Dataset rows
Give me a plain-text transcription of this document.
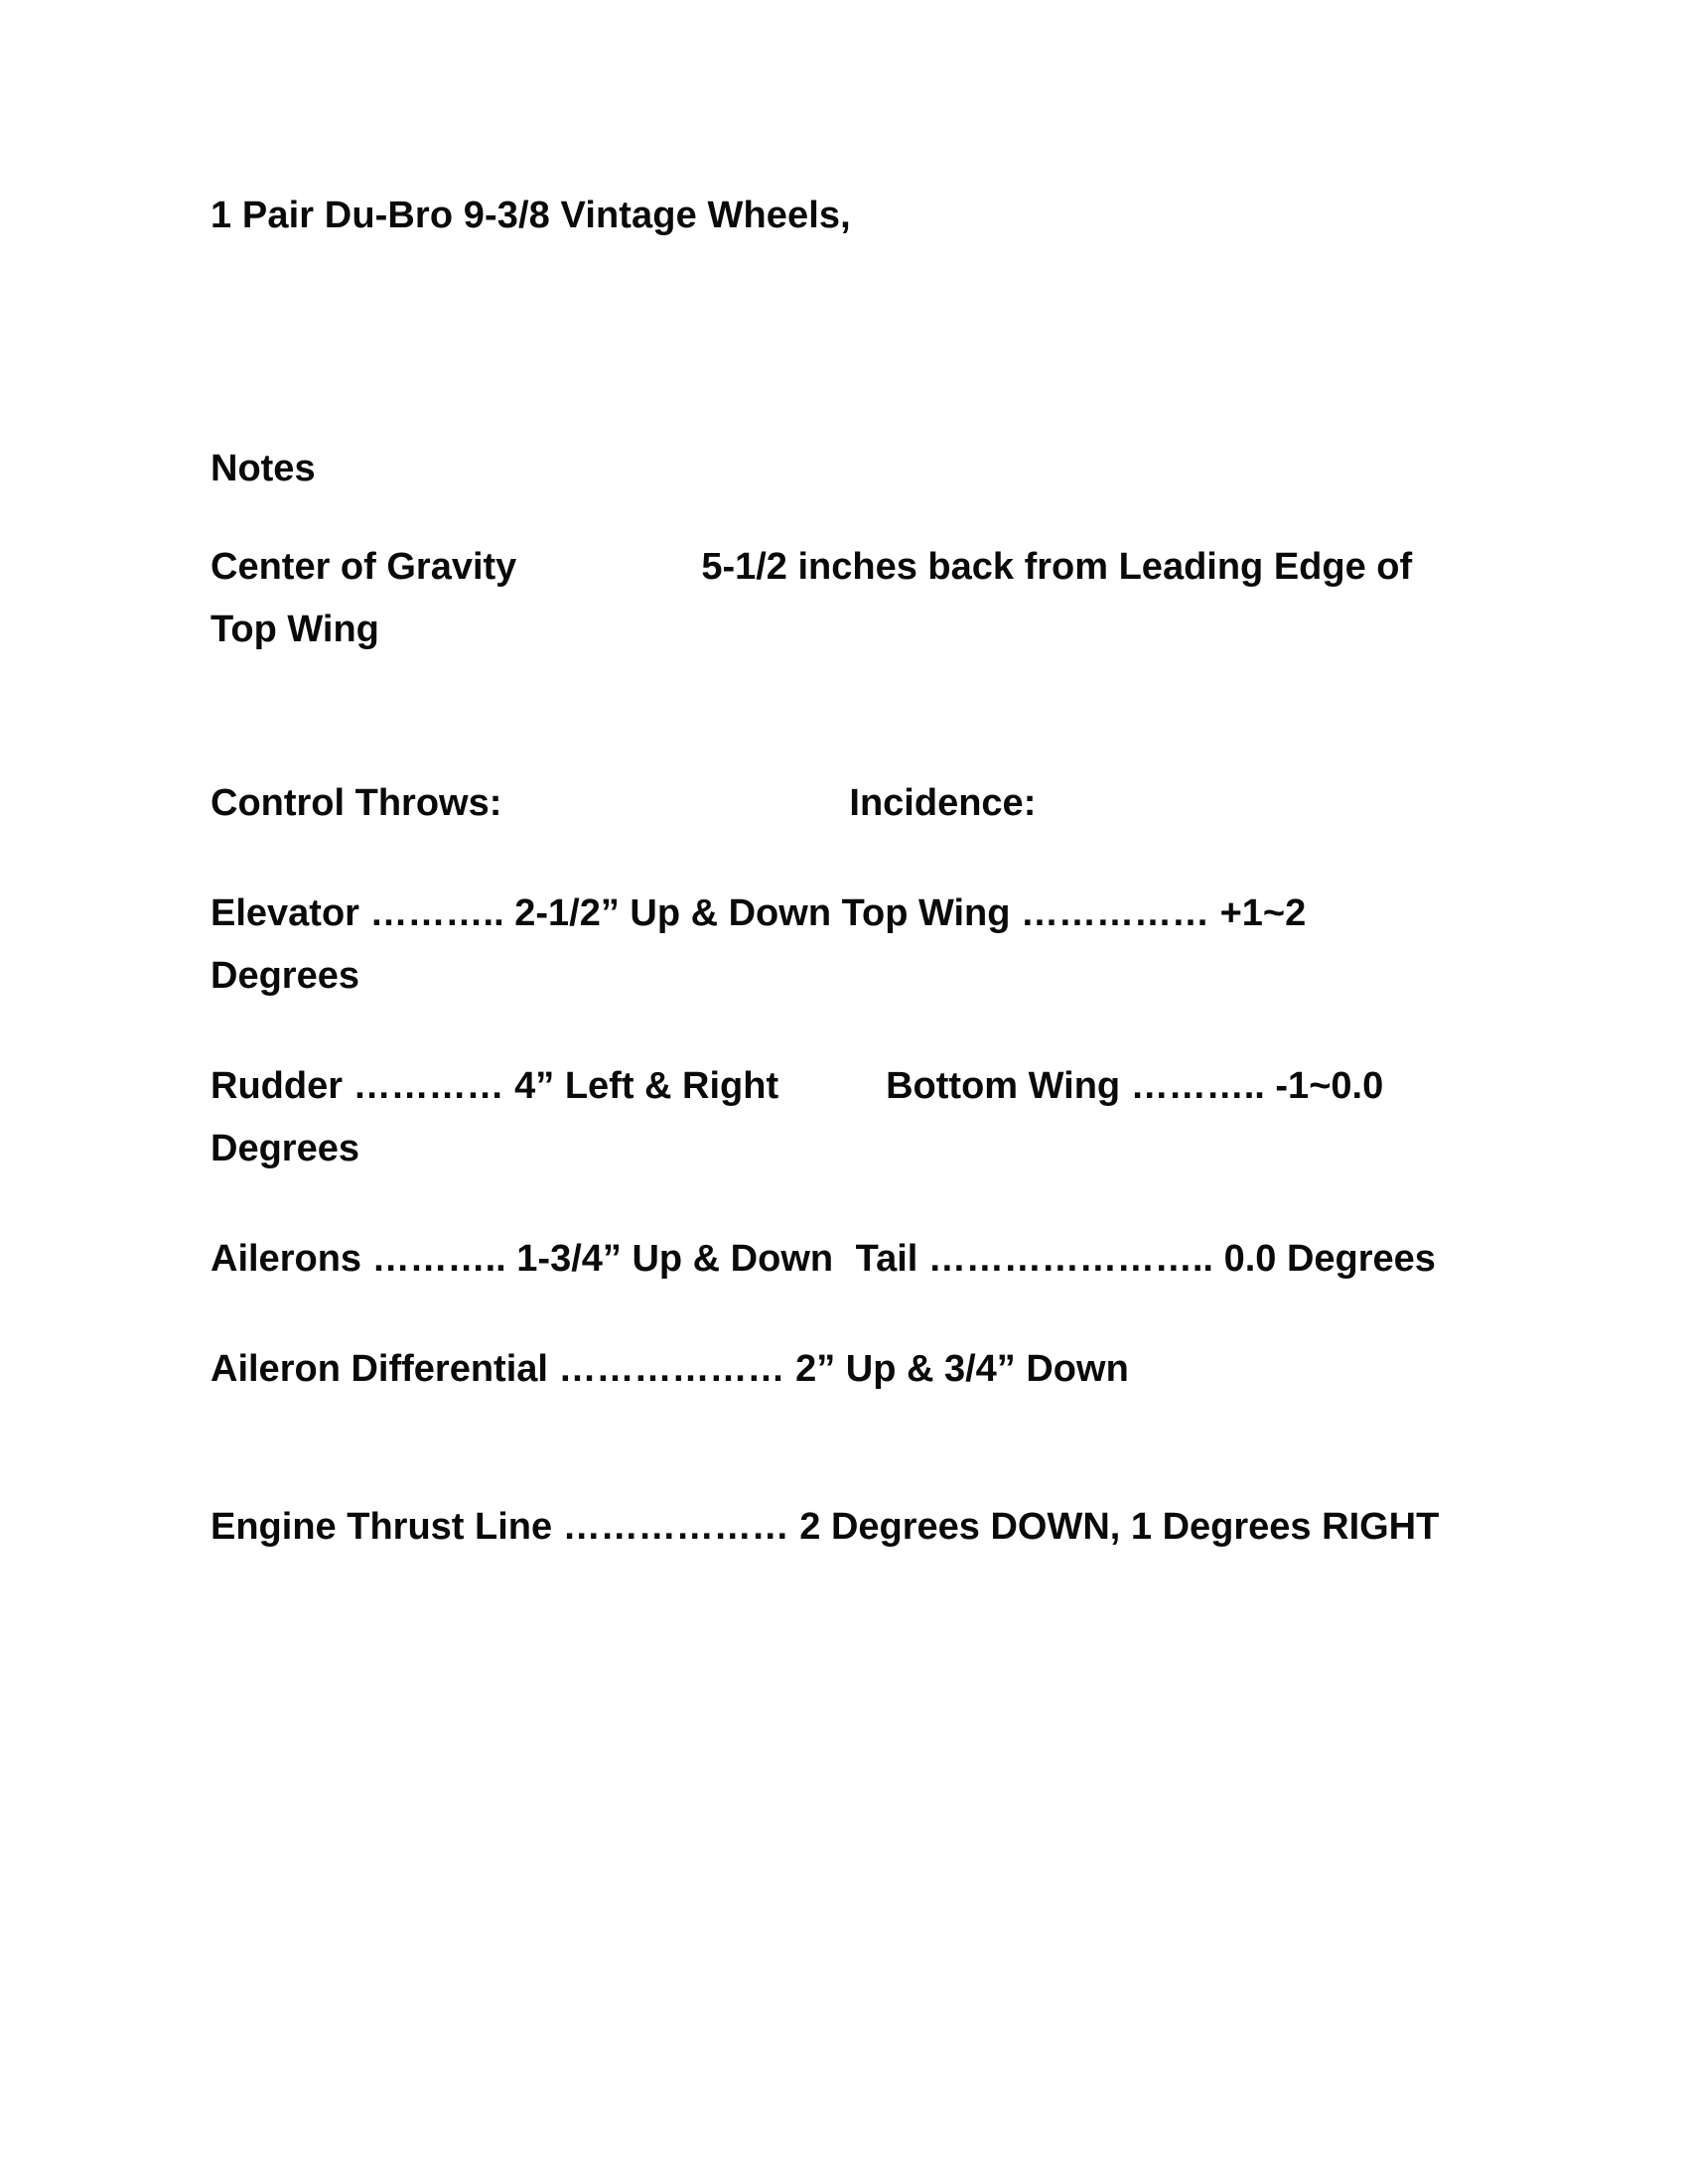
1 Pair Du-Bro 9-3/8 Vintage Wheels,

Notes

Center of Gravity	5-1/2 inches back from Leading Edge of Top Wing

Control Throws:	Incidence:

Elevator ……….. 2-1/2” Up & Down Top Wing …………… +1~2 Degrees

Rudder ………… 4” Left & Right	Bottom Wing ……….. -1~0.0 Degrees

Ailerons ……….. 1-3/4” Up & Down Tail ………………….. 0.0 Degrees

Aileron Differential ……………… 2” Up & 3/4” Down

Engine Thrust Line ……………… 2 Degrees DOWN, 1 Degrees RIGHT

* _TASK DIRECTIONS_:
Select and copy every line from the records that includes the word "Degrees".

* _OUTPUT FOR THIS EXERCISE_:
Elevator ……….. 2-1/2” Up & Down Top Wing …………… +1~2 Degrees
Rudder ………… 4” Left & Right	Bottom Wing ……….. -1~0.0 Degrees
Ailerons ……….. 1-3/4” Up & Down Tail ………………….. 0.0 Degrees
Engine Thrust Line ……………… 2 Degrees DOWN, 1 Degrees RIGHT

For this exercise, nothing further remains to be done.